Without the images, output each record below as it stands.

[start]

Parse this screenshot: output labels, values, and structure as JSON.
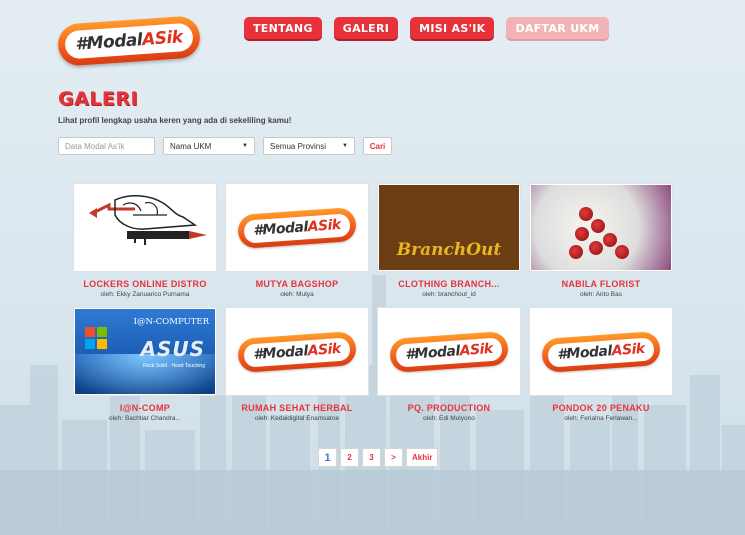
{
  "brand": {
    "logo_prefix": "#Modal",
    "logo_accent": "ASik"
  },
  "nav": [
    {
      "label": "TENTANG",
      "state": "default"
    },
    {
      "label": "GALERI",
      "state": "default"
    },
    {
      "label": "MISI AS'IK",
      "state": "default"
    },
    {
      "label": "DAFTAR UKM",
      "state": "muted"
    }
  ],
  "page": {
    "title": "GALERI",
    "subtitle": "Lihat profil lengkap usaha keren yang ada di sekeliling kamu!"
  },
  "filters": {
    "search_placeholder": "Data Modal As'ik",
    "category_value": "Nama UKM",
    "province_value": "Semua Provinsi",
    "submit_label": "Cari"
  },
  "gallery": [
    {
      "name": "LOCKERS ONLINE DISTRO",
      "owner": "oleh: Ekky Zanuarico Purnama",
      "image": "lockers-drawing"
    },
    {
      "name": "MUTYA BAGSHOP",
      "owner": "oleh: Mutya",
      "image": "modalasik-logo"
    },
    {
      "name": "CLOTHING BRANCH...",
      "owner": "oleh: branchout_id",
      "image": "branchout-logo",
      "image_text": "BranchOut"
    },
    {
      "name": "NABILA FLORIST",
      "owner": "oleh: Anto Bas",
      "image": "rose-bouquet"
    },
    {
      "name": "I@N-COMP",
      "owner": "oleh: Bachtiar Chandra...",
      "image": "asus-banner",
      "image_text": "I@N-COMPUTER",
      "image_brand": "ASUS",
      "image_slogan": "Rock Solid · Heart Touching"
    },
    {
      "name": "RUMAH SEHAT HERBAL",
      "owner": "oleh: Kedaidigital Enamsatoe",
      "image": "modalasik-logo"
    },
    {
      "name": "PQ. PRODUCTION",
      "owner": "oleh: Edi Mulyono",
      "image": "modalasik-logo"
    },
    {
      "name": "PONDOK 20 PENAKU",
      "owner": "oleh: Ferialna Ferlawan...",
      "image": "modalasik-logo"
    }
  ],
  "pagination": {
    "pages": [
      "1",
      "2",
      "3"
    ],
    "current": "1",
    "next_label": ">",
    "last_label": "Akhir"
  },
  "colors": {
    "accent": "#e8323a",
    "background": "#e4edf3",
    "logo_orange": "#f05a1a"
  }
}
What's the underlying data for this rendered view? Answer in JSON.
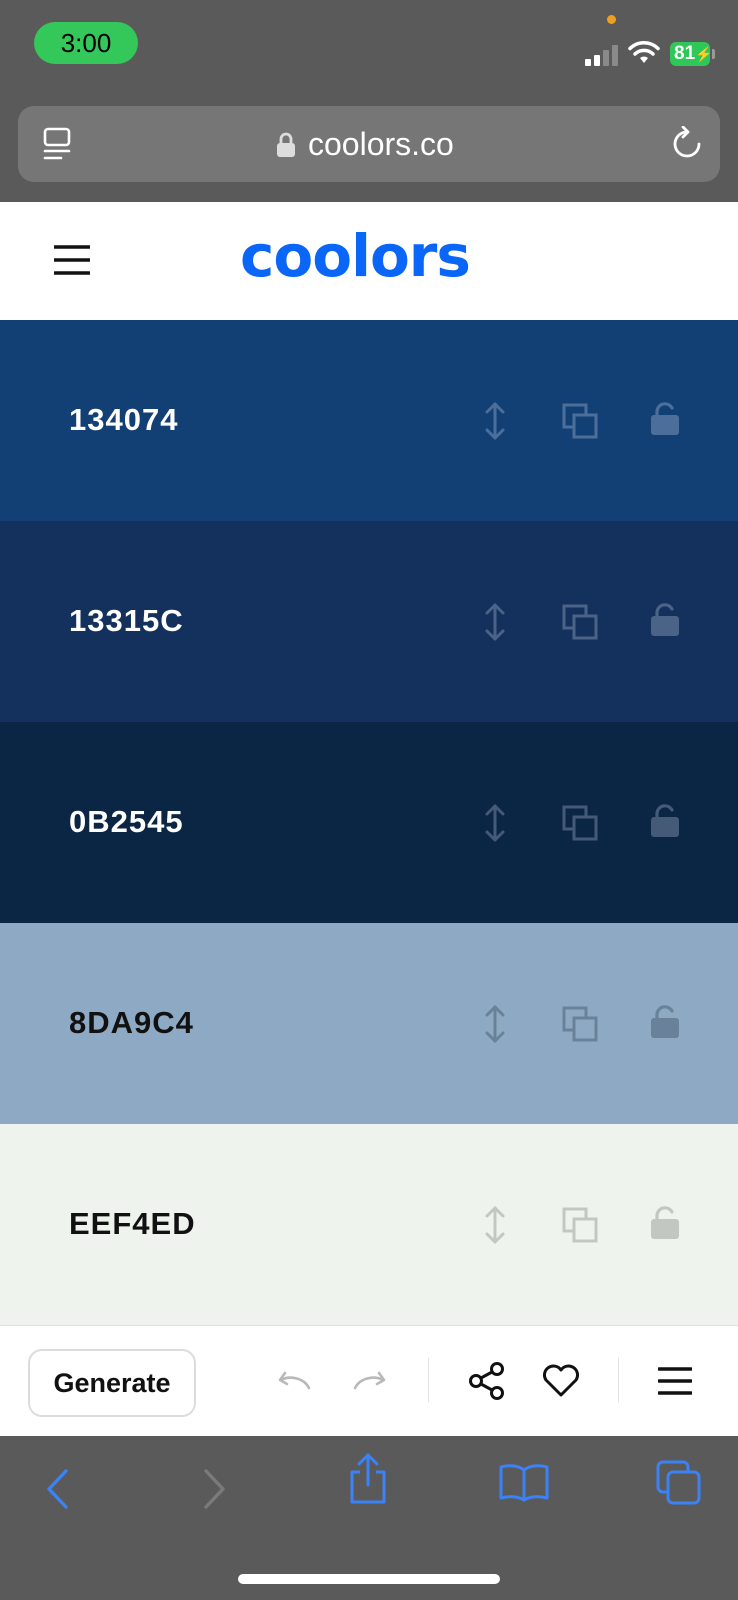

[end]

[Output of the exercise]:
Parse this screenshot: output labels, values, and structure as JSON.
{
  "brand": {
    "logo_prefix": "#Modal",
    "logo_accent": "ASik"
  },
  "nav": [
    {
      "label": "TENTANG",
      "state": "default"
    },
    {
      "label": "GALERI",
      "state": "default"
    },
    {
      "label": "MISI AS'IK",
      "state": "default"
    },
    {
      "label": "DAFTAR UKM",
      "state": "muted"
    }
  ],
  "page": {
    "title": "GALERI",
    "subtitle": "Lihat profil lengkap usaha keren yang ada di sekeliling kamu!"
  },
  "filters": {
    "search_placeholder": "Data Modal As'ik",
    "category_value": "Nama UKM",
    "province_value": "Semua Provinsi",
    "submit_label": "Cari"
  },
  "gallery": [
    {
      "name": "LOCKERS ONLINE DISTRO",
      "owner": "oleh: Ekky Zanuarico Purnama",
      "image": "lockers-drawing"
    },
    {
      "name": "MUTYA BAGSHOP",
      "owner": "oleh: Mutya",
      "image": "modalasik-logo"
    },
    {
      "name": "CLOTHING BRANCH...",
      "owner": "oleh: branchout_id",
      "image": "branchout-logo",
      "image_text": "BranchOut"
    },
    {
      "name": "NABILA FLORIST",
      "owner": "oleh: Anto Bas",
      "image": "rose-bouquet"
    },
    {
      "name": "I@N-COMP",
      "owner": "oleh: Bachtiar Chandra...",
      "image": "asus-banner",
      "image_text": "I@N-COMPUTER",
      "image_brand": "ASUS",
      "image_slogan": "Rock Solid · Heart Touching"
    },
    {
      "name": "RUMAH SEHAT HERBAL",
      "owner": "oleh: Kedaidigital Enamsatoe",
      "image": "modalasik-logo"
    },
    {
      "name": "PQ. PRODUCTION",
      "owner": "oleh: Edi Mulyono",
      "image": "modalasik-logo"
    },
    {
      "name": "PONDOK 20 PENAKU",
      "owner": "oleh: Ferialna Ferlawan...",
      "image": "modalasik-logo"
    }
  ],
  "pagination": {
    "pages": [
      "1",
      "2",
      "3"
    ],
    "current": "1",
    "next_label": ">",
    "last_label": "Akhir"
  },
  "colors": {
    "accent": "#e8323a",
    "background": "#e4edf3",
    "logo_orange": "#f05a1a"
  }
}
What's the underlying data for this rendered view? Answer in JSON.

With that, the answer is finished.